# EXTRACTED MATERIAL:
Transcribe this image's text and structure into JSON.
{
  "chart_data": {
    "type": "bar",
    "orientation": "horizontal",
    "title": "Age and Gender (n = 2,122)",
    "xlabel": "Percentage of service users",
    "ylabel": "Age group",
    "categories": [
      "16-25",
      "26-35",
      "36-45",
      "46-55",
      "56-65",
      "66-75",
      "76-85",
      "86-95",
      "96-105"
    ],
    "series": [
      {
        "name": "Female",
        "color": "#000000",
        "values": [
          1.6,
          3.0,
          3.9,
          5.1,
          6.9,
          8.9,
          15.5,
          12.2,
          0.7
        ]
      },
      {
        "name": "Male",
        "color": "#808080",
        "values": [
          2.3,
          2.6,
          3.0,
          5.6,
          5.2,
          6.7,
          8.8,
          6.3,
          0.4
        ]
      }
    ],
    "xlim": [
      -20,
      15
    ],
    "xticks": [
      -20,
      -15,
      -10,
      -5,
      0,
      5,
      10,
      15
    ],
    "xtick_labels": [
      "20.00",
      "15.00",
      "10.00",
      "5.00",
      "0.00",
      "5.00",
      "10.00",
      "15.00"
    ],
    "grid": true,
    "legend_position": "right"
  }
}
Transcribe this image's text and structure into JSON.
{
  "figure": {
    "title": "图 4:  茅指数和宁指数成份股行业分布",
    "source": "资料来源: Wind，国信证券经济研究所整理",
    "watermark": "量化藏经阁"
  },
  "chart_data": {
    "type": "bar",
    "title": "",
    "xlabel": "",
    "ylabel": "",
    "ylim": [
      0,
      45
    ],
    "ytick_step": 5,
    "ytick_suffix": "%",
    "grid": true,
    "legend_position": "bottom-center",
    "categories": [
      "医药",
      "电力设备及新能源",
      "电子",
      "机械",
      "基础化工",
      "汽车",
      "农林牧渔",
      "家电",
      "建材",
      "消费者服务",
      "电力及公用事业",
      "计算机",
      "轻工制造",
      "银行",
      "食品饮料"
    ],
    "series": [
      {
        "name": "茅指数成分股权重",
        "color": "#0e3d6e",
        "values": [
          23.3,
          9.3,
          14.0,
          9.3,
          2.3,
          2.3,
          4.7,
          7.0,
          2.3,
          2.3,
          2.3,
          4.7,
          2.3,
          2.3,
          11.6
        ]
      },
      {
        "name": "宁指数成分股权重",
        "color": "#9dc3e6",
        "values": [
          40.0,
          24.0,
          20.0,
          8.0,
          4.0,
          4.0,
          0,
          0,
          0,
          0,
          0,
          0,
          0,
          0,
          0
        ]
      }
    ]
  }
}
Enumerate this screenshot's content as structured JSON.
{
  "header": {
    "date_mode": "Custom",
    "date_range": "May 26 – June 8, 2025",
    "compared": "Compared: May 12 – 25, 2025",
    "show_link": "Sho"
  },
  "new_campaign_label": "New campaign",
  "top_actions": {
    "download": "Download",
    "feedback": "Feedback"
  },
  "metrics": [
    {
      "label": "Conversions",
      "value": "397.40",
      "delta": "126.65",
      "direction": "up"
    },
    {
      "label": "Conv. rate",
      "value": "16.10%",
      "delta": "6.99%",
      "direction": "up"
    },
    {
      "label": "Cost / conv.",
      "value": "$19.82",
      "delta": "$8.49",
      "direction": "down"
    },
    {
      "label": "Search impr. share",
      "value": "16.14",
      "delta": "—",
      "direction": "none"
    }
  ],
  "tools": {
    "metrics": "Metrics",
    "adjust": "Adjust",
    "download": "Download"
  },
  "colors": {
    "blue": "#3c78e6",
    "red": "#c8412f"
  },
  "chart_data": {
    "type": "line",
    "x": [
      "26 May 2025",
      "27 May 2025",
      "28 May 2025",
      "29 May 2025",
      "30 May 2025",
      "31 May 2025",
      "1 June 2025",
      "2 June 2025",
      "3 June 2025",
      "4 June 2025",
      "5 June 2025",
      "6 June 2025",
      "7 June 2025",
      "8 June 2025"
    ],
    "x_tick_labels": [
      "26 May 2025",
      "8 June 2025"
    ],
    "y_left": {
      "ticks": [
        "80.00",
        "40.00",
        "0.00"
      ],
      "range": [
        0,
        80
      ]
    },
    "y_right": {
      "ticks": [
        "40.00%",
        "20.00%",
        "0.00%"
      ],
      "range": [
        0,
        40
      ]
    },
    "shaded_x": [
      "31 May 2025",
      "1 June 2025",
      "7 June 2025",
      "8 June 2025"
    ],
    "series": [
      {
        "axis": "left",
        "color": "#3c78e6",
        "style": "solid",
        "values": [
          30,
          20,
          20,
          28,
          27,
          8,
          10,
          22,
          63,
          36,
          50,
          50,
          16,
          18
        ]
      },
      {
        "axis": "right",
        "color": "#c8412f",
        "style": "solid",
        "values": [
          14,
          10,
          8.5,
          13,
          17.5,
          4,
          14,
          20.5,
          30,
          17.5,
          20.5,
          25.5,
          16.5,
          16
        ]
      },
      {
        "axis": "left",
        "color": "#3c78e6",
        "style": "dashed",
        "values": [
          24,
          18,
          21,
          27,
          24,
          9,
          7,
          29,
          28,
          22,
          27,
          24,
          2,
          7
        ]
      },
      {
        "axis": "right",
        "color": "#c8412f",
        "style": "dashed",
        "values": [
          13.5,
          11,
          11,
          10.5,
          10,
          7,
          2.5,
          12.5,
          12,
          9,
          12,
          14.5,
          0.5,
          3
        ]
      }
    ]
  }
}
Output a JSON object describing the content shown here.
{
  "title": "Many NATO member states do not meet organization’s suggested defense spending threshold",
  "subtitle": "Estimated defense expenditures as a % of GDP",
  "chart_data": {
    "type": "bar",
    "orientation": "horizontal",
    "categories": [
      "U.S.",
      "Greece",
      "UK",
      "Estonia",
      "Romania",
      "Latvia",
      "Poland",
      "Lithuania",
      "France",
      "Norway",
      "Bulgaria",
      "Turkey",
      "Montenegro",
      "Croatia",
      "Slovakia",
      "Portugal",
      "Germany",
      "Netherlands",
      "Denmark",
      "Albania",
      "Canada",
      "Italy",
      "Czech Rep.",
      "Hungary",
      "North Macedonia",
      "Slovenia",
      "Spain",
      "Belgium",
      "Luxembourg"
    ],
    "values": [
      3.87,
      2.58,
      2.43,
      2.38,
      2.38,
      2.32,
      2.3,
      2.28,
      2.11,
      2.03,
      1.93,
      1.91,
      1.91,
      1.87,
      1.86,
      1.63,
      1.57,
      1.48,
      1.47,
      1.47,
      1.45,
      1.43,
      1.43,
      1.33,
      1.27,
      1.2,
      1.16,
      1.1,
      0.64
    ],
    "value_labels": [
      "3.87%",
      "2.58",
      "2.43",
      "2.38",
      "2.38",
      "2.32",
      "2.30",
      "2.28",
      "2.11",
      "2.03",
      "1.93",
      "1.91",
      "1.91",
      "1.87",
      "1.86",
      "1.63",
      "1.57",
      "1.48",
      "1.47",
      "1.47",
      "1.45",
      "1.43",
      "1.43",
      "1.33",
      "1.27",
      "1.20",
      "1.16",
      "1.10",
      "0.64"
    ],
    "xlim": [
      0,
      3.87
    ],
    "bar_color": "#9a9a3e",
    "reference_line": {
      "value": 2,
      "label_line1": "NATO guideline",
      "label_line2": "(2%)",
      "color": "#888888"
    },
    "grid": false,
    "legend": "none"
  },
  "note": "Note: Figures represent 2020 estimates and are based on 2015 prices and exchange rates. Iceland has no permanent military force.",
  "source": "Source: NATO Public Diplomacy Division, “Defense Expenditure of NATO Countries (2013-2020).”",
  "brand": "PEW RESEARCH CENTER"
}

# STATED EXERCISE:
In the records above, find each line holding "content" and copy it.

# PROBLEM SOLUTION:
Enumerate this screenshot's content as structured JSON.
Output a JSON object describing the content shown here.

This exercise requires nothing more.